• **GIVEN PROBLEM**
Only a number is wanted: how many lines of the entries include the string "WDS設定"?

• **THE DATA**
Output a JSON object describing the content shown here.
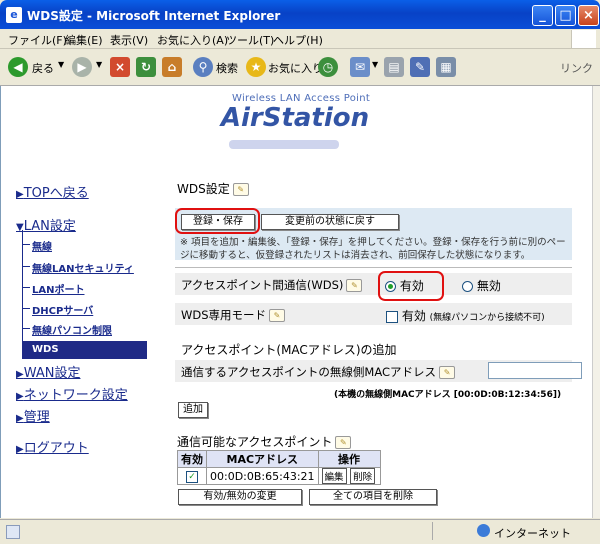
{
  "window": {
    "title": "WDS設定 - Microsoft Internet Explorer"
  },
  "menu": [
    "ファイル(F)",
    "編集(E)",
    "表示(V)",
    "お気に入り(A)",
    "ツール(T)",
    "ヘルプ(H)"
  ],
  "toolbar": {
    "back": "戻る",
    "search": "検索",
    "favorites": "お気に入り",
    "links": "リンク"
  },
  "logo": {
    "subtitle": "Wireless LAN Access Point",
    "brand": "AirStation"
  },
  "nav": {
    "top": "TOPへ戻る",
    "lan": "LAN設定",
    "lan_items": [
      "無線",
      "無線LANセキュリティ",
      "LANポート",
      "DHCPサーバ",
      "無線パソコン制限",
      "WDS"
    ],
    "wan": "WAN設定",
    "network": "ネットワーク設定",
    "admin": "管理",
    "logout": "ログアウト"
  },
  "main": {
    "heading": "WDS設定",
    "save_button": "登録・保存",
    "revert_button": "変更前の状態に戻す",
    "note_line1": "※ 項目を追加・編集後、「登録・保存」を押してください。登録・保存を行う前に別のペー",
    "note_line2": "ジに移動すると、仮登録されたリストは消去され、前回保存した状態になります。",
    "wds_label": "アクセスポイント間通信(WDS)",
    "enable": "有効",
    "disable": "無効",
    "dedicated_label": "WDS専用モード",
    "dedicated_enable": "有効",
    "dedicated_note": "(無線パソコンから接続不可)",
    "add_section_title": "アクセスポイント(MACアドレス)の追加",
    "mac_input_label": "通信するアクセスポイントの無線側MACアドレス",
    "mac_input_value": "",
    "own_mac_note": "(本機の無線側MACアドレス [00:0D:0B:12:34:56])",
    "add_button": "追加",
    "list_title": "通信可能なアクセスポイント",
    "table": {
      "headers": [
        "有効",
        "MACアドレス",
        "操作"
      ],
      "rows": [
        {
          "enabled": true,
          "mac": "00:0D:0B:65:43:21",
          "edit": "編集",
          "delete": "削除"
        }
      ]
    },
    "toggle_button": "有効/無効の変更",
    "delete_all_button": "全ての項目を削除"
  },
  "status": {
    "zone": "インターネット"
  }
}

• **RESULT FOR THIS TASK**
2